## Instructions for the task
Please retype the listing below word for word, from its opening line through the line containing "commit-message[interactable]: Add files", including both of those lines.
=======
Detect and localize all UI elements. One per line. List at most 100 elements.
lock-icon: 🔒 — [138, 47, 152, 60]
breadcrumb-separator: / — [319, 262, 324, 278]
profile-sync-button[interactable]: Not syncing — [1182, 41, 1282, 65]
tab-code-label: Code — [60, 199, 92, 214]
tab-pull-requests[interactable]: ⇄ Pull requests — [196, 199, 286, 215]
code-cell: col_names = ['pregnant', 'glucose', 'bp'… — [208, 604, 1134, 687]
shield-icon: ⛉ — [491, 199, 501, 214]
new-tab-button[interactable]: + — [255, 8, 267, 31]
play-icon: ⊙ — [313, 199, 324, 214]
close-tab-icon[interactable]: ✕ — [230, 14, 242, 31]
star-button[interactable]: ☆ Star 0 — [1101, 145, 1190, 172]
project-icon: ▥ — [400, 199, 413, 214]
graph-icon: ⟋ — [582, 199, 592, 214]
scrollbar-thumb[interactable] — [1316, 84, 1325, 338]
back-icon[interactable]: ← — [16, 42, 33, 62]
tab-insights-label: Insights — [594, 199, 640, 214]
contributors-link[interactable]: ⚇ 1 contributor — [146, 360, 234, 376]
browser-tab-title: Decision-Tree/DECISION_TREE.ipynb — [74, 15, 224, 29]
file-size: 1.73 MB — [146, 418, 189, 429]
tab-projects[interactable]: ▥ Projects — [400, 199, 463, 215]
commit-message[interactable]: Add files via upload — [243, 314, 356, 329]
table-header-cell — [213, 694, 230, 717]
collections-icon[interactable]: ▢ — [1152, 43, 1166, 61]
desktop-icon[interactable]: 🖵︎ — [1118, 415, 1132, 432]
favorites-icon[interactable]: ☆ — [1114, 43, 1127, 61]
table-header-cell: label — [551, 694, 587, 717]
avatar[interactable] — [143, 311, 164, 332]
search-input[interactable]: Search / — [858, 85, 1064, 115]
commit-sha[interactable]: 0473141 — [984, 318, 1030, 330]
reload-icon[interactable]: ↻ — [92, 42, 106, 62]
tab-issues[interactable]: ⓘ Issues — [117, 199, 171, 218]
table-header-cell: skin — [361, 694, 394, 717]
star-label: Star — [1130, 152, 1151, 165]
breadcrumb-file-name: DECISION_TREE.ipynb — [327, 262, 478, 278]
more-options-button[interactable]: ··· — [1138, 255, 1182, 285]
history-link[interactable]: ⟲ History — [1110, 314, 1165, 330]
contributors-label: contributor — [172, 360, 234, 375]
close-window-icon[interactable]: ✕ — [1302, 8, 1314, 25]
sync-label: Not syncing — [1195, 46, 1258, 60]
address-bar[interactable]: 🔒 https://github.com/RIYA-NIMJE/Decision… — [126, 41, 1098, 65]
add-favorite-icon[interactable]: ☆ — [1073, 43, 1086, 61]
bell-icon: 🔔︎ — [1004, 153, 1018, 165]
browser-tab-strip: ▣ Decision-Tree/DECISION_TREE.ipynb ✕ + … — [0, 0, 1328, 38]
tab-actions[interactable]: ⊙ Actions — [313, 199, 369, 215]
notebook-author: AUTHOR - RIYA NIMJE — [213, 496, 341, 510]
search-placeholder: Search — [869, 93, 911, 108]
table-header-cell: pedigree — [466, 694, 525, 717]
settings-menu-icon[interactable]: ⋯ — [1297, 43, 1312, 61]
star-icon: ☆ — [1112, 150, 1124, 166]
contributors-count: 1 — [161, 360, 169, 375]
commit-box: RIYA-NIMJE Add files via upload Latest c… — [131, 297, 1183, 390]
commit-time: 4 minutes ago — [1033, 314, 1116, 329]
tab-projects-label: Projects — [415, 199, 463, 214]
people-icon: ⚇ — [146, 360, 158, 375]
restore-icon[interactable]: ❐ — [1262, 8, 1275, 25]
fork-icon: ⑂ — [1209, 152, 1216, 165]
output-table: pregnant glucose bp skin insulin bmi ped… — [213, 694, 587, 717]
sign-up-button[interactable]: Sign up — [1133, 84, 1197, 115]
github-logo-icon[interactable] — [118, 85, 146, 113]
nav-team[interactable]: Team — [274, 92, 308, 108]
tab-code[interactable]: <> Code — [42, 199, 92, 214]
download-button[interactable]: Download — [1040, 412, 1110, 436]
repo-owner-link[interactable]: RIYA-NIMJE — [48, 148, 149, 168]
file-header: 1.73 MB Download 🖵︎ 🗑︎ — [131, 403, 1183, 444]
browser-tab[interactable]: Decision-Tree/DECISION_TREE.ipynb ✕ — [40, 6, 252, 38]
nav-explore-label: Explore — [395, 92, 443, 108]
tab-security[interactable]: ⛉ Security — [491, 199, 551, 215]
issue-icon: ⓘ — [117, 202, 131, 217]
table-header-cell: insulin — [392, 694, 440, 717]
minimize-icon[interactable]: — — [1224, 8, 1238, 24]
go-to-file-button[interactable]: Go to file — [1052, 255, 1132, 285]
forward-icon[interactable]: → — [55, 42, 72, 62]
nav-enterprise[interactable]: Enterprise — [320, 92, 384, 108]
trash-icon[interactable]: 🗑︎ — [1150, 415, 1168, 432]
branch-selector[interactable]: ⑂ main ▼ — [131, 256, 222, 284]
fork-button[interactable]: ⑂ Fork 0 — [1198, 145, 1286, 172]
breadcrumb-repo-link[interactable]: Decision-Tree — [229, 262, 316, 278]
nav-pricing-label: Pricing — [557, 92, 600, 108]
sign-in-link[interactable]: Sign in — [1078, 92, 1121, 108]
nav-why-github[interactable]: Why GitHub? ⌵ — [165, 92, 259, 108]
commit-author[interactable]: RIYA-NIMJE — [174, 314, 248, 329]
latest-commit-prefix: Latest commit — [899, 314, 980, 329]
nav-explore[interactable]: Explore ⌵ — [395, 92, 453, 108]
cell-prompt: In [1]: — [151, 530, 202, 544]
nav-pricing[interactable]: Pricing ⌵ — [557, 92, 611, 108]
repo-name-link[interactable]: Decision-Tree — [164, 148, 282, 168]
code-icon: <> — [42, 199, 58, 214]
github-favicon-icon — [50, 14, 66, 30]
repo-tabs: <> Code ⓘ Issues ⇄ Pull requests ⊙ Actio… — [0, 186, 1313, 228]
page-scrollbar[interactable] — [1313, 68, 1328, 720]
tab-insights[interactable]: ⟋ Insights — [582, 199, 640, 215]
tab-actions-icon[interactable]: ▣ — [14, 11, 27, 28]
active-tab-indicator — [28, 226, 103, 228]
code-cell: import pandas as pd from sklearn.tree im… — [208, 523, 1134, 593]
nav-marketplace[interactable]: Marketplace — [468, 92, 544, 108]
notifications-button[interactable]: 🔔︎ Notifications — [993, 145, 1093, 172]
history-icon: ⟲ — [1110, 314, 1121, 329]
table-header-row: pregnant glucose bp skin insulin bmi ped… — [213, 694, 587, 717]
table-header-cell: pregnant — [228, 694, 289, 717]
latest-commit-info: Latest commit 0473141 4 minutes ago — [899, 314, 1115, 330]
=======
## Solution for this task
Detect and localize all UI elements. One per line. List at most 100 elements.
lock-icon: 🔒 — [138, 47, 152, 60]
breadcrumb-separator: / — [319, 262, 324, 278]
profile-sync-button[interactable]: Not syncing — [1182, 41, 1282, 65]
tab-code-label: Code — [60, 199, 92, 214]
tab-pull-requests[interactable]: ⇄ Pull requests — [196, 199, 286, 215]
code-cell: col_names = ['pregnant', 'glucose', 'bp'… — [208, 604, 1134, 687]
shield-icon: ⛉ — [491, 199, 501, 214]
new-tab-button[interactable]: + — [255, 8, 267, 31]
play-icon: ⊙ — [313, 199, 324, 214]
close-tab-icon[interactable]: ✕ — [230, 14, 242, 31]
star-button[interactable]: ☆ Star 0 — [1101, 145, 1190, 172]
project-icon: ▥ — [400, 199, 413, 214]
graph-icon: ⟋ — [582, 199, 592, 214]
scrollbar-thumb[interactable] — [1316, 84, 1325, 338]
back-icon[interactable]: ← — [16, 42, 33, 62]
tab-insights-label: Insights — [594, 199, 640, 214]
contributors-link[interactable]: ⚇ 1 contributor — [146, 360, 234, 376]
browser-tab-title: Decision-Tree/DECISION_TREE.ipynb — [74, 15, 224, 29]
file-size: 1.73 MB — [146, 418, 189, 429]
tab-projects[interactable]: ▥ Projects — [400, 199, 463, 215]
commit-message[interactable]: Add files via upload — [243, 314, 356, 329]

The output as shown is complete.